Data entries:

------------------------------------------------------------------------

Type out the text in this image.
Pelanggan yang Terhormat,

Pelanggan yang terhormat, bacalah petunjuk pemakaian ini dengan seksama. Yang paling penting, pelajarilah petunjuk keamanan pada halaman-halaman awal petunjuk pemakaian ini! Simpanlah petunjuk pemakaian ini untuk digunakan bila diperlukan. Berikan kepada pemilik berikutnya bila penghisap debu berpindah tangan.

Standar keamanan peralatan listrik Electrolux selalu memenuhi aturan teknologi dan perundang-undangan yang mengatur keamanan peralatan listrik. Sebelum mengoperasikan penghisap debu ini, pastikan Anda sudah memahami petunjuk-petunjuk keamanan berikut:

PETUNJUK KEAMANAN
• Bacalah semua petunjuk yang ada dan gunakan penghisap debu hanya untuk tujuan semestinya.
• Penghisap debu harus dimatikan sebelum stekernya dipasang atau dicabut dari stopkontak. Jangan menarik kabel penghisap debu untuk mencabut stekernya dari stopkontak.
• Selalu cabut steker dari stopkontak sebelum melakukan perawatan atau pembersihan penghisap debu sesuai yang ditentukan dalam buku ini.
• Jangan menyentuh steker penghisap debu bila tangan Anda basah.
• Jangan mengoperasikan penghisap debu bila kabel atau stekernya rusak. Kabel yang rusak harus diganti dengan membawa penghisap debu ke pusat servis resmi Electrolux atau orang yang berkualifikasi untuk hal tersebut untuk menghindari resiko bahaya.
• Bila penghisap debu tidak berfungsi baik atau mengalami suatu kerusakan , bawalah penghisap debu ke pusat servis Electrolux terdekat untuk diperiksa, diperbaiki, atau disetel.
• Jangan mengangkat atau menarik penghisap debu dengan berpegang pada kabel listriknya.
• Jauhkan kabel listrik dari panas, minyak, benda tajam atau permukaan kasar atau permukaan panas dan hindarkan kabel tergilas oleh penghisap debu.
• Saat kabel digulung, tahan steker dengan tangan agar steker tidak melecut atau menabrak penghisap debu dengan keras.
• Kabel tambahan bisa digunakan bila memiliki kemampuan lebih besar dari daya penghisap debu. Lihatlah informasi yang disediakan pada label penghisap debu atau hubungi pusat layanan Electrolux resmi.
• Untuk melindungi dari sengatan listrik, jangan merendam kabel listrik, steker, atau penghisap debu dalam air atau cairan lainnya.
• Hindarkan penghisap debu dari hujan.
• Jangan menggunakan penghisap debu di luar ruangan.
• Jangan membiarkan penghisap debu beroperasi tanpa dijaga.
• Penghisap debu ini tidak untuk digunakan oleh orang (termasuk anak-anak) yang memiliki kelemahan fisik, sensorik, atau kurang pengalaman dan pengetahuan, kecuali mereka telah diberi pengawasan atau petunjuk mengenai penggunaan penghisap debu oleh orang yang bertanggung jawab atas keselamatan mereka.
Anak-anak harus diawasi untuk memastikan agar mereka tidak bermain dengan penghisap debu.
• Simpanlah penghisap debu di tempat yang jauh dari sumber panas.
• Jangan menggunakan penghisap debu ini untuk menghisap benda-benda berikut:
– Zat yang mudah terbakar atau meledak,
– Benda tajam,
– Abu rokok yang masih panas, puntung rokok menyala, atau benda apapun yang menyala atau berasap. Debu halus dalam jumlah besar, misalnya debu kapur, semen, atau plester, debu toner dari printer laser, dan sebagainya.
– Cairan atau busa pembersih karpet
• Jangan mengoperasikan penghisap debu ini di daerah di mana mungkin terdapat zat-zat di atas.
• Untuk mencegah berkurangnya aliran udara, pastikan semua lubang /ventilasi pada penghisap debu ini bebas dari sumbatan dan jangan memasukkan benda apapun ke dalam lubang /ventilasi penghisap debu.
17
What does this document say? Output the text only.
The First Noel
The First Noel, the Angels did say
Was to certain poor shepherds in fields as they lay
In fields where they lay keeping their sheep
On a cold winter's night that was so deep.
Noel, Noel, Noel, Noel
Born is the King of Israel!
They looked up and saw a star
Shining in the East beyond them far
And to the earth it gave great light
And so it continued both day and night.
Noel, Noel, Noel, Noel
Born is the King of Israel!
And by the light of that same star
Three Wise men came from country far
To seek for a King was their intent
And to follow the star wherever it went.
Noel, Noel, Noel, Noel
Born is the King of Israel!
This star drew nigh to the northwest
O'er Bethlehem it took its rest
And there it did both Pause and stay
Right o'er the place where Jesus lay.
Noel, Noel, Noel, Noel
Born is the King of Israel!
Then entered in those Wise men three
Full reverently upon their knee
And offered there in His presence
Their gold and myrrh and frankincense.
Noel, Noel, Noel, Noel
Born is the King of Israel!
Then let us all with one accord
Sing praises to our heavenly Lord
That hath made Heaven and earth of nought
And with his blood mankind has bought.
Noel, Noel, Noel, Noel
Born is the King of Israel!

------------------------------------------------------------------------

STATED TASK: Write the complete data out, exactly as above.

TASK ANSWER:
Type out the text in this image.
Pelanggan yang Terhormat,

Pelanggan yang terhormat, bacalah petunjuk pemakaian ini dengan seksama. Yang paling penting, pelajarilah petunjuk keamanan pada halaman-halaman awal petunjuk pemakaian ini! Simpanlah petunjuk pemakaian ini untuk digunakan bila diperlukan. Berikan kepada pemilik berikutnya bila penghisap debu berpindah tangan.

Standar keamanan peralatan listrik Electrolux selalu memenuhi aturan teknologi dan perundang-undangan yang mengatur keamanan peralatan listrik. Sebelum mengoperasikan penghisap debu ini, pastikan Anda sudah memahami petunjuk-petunjuk keamanan berikut:

PETUNJUK KEAMANAN
• Bacalah semua petunjuk yang ada dan gunakan penghisap debu hanya untuk tujuan semestinya.
• Penghisap debu harus dimatikan sebelum stekernya dipasang atau dicabut dari stopkontak. Jangan menarik kabel penghisap debu untuk mencabut stekernya dari stopkontak.
• Selalu cabut steker dari stopkontak sebelum melakukan perawatan atau pembersihan penghisap debu sesuai yang ditentukan dalam buku ini.
• Jangan menyentuh steker penghisap debu bila tangan Anda basah.
• Jangan mengoperasikan penghisap debu bila kabel atau stekernya rusak. Kabel yang rusak harus diganti dengan membawa penghisap debu ke pusat servis resmi Electrolux atau orang yang berkualifikasi untuk hal tersebut untuk menghindari resiko bahaya.
• Bila penghisap debu tidak berfungsi baik atau mengalami suatu kerusakan , bawalah penghisap debu ke pusat servis Electrolux terdekat untuk diperiksa, diperbaiki, atau disetel.
• Jangan mengangkat atau menarik penghisap debu dengan berpegang pada kabel listriknya.
• Jauhkan kabel listrik dari panas, minyak, benda tajam atau permukaan kasar atau permukaan panas dan hindarkan kabel tergilas oleh penghisap debu.
• Saat kabel digulung, tahan steker dengan tangan agar steker tidak melecut atau menabrak penghisap debu dengan keras.
• Kabel tambahan bisa digunakan bila memiliki kemampuan lebih besar dari daya penghisap debu. Lihatlah informasi yang disediakan pada label penghisap debu atau hubungi pusat layanan Electrolux resmi.
• Untuk melindungi dari sengatan listrik, jangan merendam kabel listrik, steker, atau penghisap debu dalam air atau cairan lainnya.
• Hindarkan penghisap debu dari hujan.
• Jangan menggunakan penghisap debu di luar ruangan.
• Jangan membiarkan penghisap debu beroperasi tanpa dijaga.
• Penghisap debu ini tidak untuk digunakan oleh orang (termasuk anak-anak) yang memiliki kelemahan fisik, sensorik, atau kurang pengalaman dan pengetahuan, kecuali mereka telah diberi pengawasan atau petunjuk mengenai penggunaan penghisap debu oleh orang yang bertanggung jawab atas keselamatan mereka.
Anak-anak harus diawasi untuk memastikan agar mereka tidak bermain dengan penghisap debu.
• Simpanlah penghisap debu di tempat yang jauh dari sumber panas.
• Jangan menggunakan penghisap debu ini untuk menghisap benda-benda berikut:
– Zat yang mudah terbakar atau meledak,
– Benda tajam,
– Abu rokok yang masih panas, puntung rokok menyala, atau benda apapun yang menyala atau berasap. Debu halus dalam jumlah besar, misalnya debu kapur, semen, atau plester, debu toner dari printer laser, dan sebagainya.
– Cairan atau busa pembersih karpet
• Jangan mengoperasikan penghisap debu ini di daerah di mana mungkin terdapat zat-zat di atas.
• Untuk mencegah berkurangnya aliran udara, pastikan semua lubang /ventilasi pada penghisap debu ini bebas dari sumbatan dan jangan memasukkan benda apapun ke dalam lubang /ventilasi penghisap debu.
17
What does this document say? Output the text only.
The First Noel
The First Noel, the Angels did say
Was to certain poor shepherds in fields as they lay
In fields where they lay keeping their sheep
On a cold winter's night that was so deep.
Noel, Noel, Noel, Noel
Born is the King of Israel!
They looked up and saw a star
Shining in the East beyond them far
And to the earth it gave great light
And so it continued both day and night.
Noel, Noel, Noel, Noel
Born is the King of Israel!
And by the light of that same star
Three Wise men came from country far
To seek for a King was their intent
And to follow the star wherever it went.
Noel, Noel, Noel, Noel
Born is the King of Israel!
This star drew nigh to the northwest
O'er Bethlehem it took its rest
And there it did both Pause and stay
Right o'er the place where Jesus lay.
Noel, Noel, Noel, Noel
Born is the King of Israel!
Then entered in those Wise men three
Full reverently upon their knee
And offered there in His presence
Their gold and myrrh and frankincense.
Noel, Noel, Noel, Noel
Born is the King of Israel!
Then let us all with one accord
Sing praises to our heavenly Lord
That hath made Heaven and earth of nought
And with his blood mankind has bought.
Noel, Noel, Noel, Noel
Born is the King of Israel!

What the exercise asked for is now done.